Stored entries

□ □ □

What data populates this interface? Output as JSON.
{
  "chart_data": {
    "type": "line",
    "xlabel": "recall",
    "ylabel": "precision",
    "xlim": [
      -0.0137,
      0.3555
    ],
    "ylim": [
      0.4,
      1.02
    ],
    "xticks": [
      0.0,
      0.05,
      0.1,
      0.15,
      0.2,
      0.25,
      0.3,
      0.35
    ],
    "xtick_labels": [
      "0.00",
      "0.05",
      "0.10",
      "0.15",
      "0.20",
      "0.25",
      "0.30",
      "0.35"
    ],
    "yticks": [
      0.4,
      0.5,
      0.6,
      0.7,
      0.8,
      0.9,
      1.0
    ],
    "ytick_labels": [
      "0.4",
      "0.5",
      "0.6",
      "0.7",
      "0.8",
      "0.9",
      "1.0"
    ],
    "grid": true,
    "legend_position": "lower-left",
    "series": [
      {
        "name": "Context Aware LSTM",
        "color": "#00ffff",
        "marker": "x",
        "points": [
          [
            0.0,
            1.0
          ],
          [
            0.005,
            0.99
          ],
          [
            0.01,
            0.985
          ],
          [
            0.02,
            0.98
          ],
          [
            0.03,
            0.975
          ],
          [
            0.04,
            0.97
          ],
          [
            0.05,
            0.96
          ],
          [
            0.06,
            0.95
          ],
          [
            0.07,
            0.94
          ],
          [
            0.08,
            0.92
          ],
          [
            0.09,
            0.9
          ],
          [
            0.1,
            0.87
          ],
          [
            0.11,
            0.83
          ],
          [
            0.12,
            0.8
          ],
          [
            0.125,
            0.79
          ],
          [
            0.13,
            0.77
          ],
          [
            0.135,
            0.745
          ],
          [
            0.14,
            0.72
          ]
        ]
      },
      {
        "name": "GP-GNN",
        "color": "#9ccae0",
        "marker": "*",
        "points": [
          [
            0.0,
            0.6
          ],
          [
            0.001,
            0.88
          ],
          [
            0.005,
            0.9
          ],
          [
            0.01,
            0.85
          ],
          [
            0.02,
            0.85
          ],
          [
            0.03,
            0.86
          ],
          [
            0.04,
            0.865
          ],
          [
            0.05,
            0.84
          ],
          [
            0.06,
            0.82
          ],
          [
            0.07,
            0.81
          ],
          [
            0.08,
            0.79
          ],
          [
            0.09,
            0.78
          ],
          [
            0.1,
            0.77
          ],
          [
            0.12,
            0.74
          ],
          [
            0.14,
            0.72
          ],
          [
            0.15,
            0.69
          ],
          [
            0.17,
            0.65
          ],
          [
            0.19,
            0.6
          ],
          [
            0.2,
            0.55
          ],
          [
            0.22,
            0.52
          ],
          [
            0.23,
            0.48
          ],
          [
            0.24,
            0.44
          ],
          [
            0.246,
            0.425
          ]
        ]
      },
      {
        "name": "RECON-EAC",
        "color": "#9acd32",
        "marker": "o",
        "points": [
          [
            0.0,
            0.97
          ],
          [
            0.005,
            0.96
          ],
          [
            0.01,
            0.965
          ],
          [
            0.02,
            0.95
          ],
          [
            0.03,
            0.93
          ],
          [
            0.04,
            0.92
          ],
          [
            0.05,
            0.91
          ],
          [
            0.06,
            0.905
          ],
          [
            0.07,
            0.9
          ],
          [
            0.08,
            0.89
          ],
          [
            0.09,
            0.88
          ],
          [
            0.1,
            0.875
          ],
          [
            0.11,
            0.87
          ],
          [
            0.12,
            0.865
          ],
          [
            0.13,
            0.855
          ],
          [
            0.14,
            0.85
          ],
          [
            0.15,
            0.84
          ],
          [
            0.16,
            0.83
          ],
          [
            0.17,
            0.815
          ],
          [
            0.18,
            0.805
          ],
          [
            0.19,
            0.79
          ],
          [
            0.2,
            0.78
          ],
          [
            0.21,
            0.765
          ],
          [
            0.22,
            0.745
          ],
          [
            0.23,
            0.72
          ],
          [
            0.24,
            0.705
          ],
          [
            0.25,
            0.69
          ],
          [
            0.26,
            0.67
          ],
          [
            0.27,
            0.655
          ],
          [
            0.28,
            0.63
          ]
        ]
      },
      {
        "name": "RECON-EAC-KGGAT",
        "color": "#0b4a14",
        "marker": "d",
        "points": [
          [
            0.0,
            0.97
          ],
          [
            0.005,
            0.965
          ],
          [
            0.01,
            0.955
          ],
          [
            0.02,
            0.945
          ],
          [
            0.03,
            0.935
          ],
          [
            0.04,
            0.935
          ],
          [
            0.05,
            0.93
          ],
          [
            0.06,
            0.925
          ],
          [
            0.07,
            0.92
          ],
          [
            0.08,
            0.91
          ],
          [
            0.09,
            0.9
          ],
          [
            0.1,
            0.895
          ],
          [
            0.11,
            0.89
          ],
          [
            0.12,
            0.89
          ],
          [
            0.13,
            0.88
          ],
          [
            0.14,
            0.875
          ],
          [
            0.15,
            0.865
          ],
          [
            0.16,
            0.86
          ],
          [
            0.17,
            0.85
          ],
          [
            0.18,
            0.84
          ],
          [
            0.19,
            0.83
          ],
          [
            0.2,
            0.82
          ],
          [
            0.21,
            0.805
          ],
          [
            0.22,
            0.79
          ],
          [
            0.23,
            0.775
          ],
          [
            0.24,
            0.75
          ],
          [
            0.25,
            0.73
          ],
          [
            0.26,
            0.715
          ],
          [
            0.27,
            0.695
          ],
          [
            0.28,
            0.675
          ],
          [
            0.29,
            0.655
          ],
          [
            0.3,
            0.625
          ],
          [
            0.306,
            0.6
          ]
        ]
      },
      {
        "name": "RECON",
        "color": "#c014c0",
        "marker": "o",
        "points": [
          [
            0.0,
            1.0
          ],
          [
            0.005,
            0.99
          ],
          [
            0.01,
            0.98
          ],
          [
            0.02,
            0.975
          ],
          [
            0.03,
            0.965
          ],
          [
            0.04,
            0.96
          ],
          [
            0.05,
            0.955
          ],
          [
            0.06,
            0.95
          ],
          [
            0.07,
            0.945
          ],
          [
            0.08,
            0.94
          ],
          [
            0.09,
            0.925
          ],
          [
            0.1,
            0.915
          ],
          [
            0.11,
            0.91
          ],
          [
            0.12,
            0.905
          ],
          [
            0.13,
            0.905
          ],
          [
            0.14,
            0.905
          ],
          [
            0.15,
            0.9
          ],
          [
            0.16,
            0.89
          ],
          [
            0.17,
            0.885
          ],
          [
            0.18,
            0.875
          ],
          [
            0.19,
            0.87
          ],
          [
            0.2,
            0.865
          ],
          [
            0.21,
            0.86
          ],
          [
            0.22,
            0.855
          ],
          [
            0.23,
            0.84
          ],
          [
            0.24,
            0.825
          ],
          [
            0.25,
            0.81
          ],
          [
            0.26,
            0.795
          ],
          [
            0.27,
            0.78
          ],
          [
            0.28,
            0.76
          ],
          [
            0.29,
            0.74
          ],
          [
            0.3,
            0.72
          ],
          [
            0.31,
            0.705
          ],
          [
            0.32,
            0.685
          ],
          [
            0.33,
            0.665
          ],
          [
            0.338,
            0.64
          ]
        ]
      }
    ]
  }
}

□ □ □

▶ _Short exercise_:
Print the records above exactly as they appear.

▶ _Result below_:
What data populates this interface? Output as JSON.
{
  "chart_data": {
    "type": "line",
    "xlabel": "recall",
    "ylabel": "precision",
    "xlim": [
      -0.0137,
      0.3555
    ],
    "ylim": [
      0.4,
      1.02
    ],
    "xticks": [
      0.0,
      0.05,
      0.1,
      0.15,
      0.2,
      0.25,
      0.3,
      0.35
    ],
    "xtick_labels": [
      "0.00",
      "0.05",
      "0.10",
      "0.15",
      "0.20",
      "0.25",
      "0.30",
      "0.35"
    ],
    "yticks": [
      0.4,
      0.5,
      0.6,
      0.7,
      0.8,
      0.9,
      1.0
    ],
    "ytick_labels": [
      "0.4",
      "0.5",
      "0.6",
      "0.7",
      "0.8",
      "0.9",
      "1.0"
    ],
    "grid": true,
    "legend_position": "lower-left",
    "series": [
      {
        "name": "Context Aware LSTM",
        "color": "#00ffff",
        "marker": "x",
        "points": [
          [
            0.0,
            1.0
          ],
          [
            0.005,
            0.99
          ],
          [
            0.01,
            0.985
          ],
          [
            0.02,
            0.98
          ],
          [
            0.03,
            0.975
          ],
          [
            0.04,
            0.97
          ],
          [
            0.05,
            0.96
          ],
          [
            0.06,
            0.95
          ],
          [
            0.07,
            0.94
          ],
          [
            0.08,
            0.92
          ],
          [
            0.09,
            0.9
          ],
          [
            0.1,
            0.87
          ],
          [
            0.11,
            0.83
          ],
          [
            0.12,
            0.8
          ],
          [
            0.125,
            0.79
          ],
          [
            0.13,
            0.77
          ],
          [
            0.135,
            0.745
          ],
          [
            0.14,
            0.72
          ]
        ]
      },
      {
        "name": "GP-GNN",
        "color": "#9ccae0",
        "marker": "*",
        "points": [
          [
            0.0,
            0.6
          ],
          [
            0.001,
            0.88
          ],
          [
            0.005,
            0.9
          ],
          [
            0.01,
            0.85
          ],
          [
            0.02,
            0.85
          ],
          [
            0.03,
            0.86
          ],
          [
            0.04,
            0.865
          ],
          [
            0.05,
            0.84
          ],
          [
            0.06,
            0.82
          ],
          [
            0.07,
            0.81
          ],
          [
            0.08,
            0.79
          ],
          [
            0.09,
            0.78
          ],
          [
            0.1,
            0.77
          ],
          [
            0.12,
            0.74
          ],
          [
            0.14,
            0.72
          ],
          [
            0.15,
            0.69
          ],
          [
            0.17,
            0.65
          ],
          [
            0.19,
            0.6
          ],
          [
            0.2,
            0.55
          ],
          [
            0.22,
            0.52
          ],
          [
            0.23,
            0.48
          ],
          [
            0.24,
            0.44
          ],
          [
            0.246,
            0.425
          ]
        ]
      },
      {
        "name": "RECON-EAC",
        "color": "#9acd32",
        "marker": "o",
        "points": [
          [
            0.0,
            0.97
          ],
          [
            0.005,
            0.96
          ],
          [
            0.01,
            0.965
          ],
          [
            0.02,
            0.95
          ],
          [
            0.03,
            0.93
          ],
          [
            0.04,
            0.92
          ],
          [
            0.05,
            0.91
          ],
          [
            0.06,
            0.905
          ],
          [
            0.07,
            0.9
          ],
          [
            0.08,
            0.89
          ],
          [
            0.09,
            0.88
          ],
          [
            0.1,
            0.875
          ],
          [
            0.11,
            0.87
          ],
          [
            0.12,
            0.865
          ],
          [
            0.13,
            0.855
          ],
          [
            0.14,
            0.85
          ],
          [
            0.15,
            0.84
          ],
          [
            0.16,
            0.83
          ],
          [
            0.17,
            0.815
          ],
          [
            0.18,
            0.805
          ],
          [
            0.19,
            0.79
          ],
          [
            0.2,
            0.78
          ],
          [
            0.21,
            0.765
          ],
          [
            0.22,
            0.745
          ],
          [
            0.23,
            0.72
          ],
          [
            0.24,
            0.705
          ],
          [
            0.25,
            0.69
          ],
          [
            0.26,
            0.67
          ],
          [
            0.27,
            0.655
          ],
          [
            0.28,
            0.63
          ]
        ]
      },
      {
        "name": "RECON-EAC-KGGAT",
        "color": "#0b4a14",
        "marker": "d",
        "points": [
          [
            0.0,
            0.97
          ],
          [
            0.005,
            0.965
          ],
          [
            0.01,
            0.955
          ],
          [
            0.02,
            0.945
          ],
          [
            0.03,
            0.935
          ],
          [
            0.04,
            0.935
          ],
          [
            0.05,
            0.93
          ],
          [
            0.06,
            0.925
          ],
          [
            0.07,
            0.92
          ],
          [
            0.08,
            0.91
          ],
          [
            0.09,
            0.9
          ],
          [
            0.1,
            0.895
          ],
          [
            0.11,
            0.89
          ],
          [
            0.12,
            0.89
          ],
          [
            0.13,
            0.88
          ],
          [
            0.14,
            0.875
          ],
          [
            0.15,
            0.865
          ],
          [
            0.16,
            0.86
          ],
          [
            0.17,
            0.85
          ],
          [
            0.18,
            0.84
          ],
          [
            0.19,
            0.83
          ],
          [
            0.2,
            0.82
          ],
          [
            0.21,
            0.805
          ],
          [
            0.22,
            0.79
          ],
          [
            0.23,
            0.775
          ],
          [
            0.24,
            0.75
          ],
          [
            0.25,
            0.73
          ],
          [
            0.26,
            0.715
          ],
          [
            0.27,
            0.695
          ],
          [
            0.28,
            0.675
          ],
          [
            0.29,
            0.655
          ],
          [
            0.3,
            0.625
          ],
          [
            0.306,
            0.6
          ]
        ]
      },
      {
        "name": "RECON",
        "color": "#c014c0",
        "marker": "o",
        "points": [
          [
            0.0,
            1.0
          ],
          [
            0.005,
            0.99
          ],
          [
            0.01,
            0.98
          ],
          [
            0.02,
            0.975
          ],
          [
            0.03,
            0.965
          ],
          [
            0.04,
            0.96
          ],
          [
            0.05,
            0.955
          ],
          [
            0.06,
            0.95
          ],
          [
            0.07,
            0.945
          ],
          [
            0.08,
            0.94
          ],
          [
            0.09,
            0.925
          ],
          [
            0.1,
            0.915
          ],
          [
            0.11,
            0.91
          ],
          [
            0.12,
            0.905
          ],
          [
            0.13,
            0.905
          ],
          [
            0.14,
            0.905
          ],
          [
            0.15,
            0.9
          ],
          [
            0.16,
            0.89
          ],
          [
            0.17,
            0.885
          ],
          [
            0.18,
            0.875
          ],
          [
            0.19,
            0.87
          ],
          [
            0.2,
            0.865
          ],
          [
            0.21,
            0.86
          ],
          [
            0.22,
            0.855
          ],
          [
            0.23,
            0.84
          ],
          [
            0.24,
            0.825
          ],
          [
            0.25,
            0.81
          ],
          [
            0.26,
            0.795
          ],
          [
            0.27,
            0.78
          ],
          [
            0.28,
            0.76
          ],
          [
            0.29,
            0.74
          ],
          [
            0.3,
            0.72
          ],
          [
            0.31,
            0.705
          ],
          [
            0.32,
            0.685
          ],
          [
            0.33,
            0.665
          ],
          [
            0.338,
            0.64
          ]
        ]
      }
    ]
  }
}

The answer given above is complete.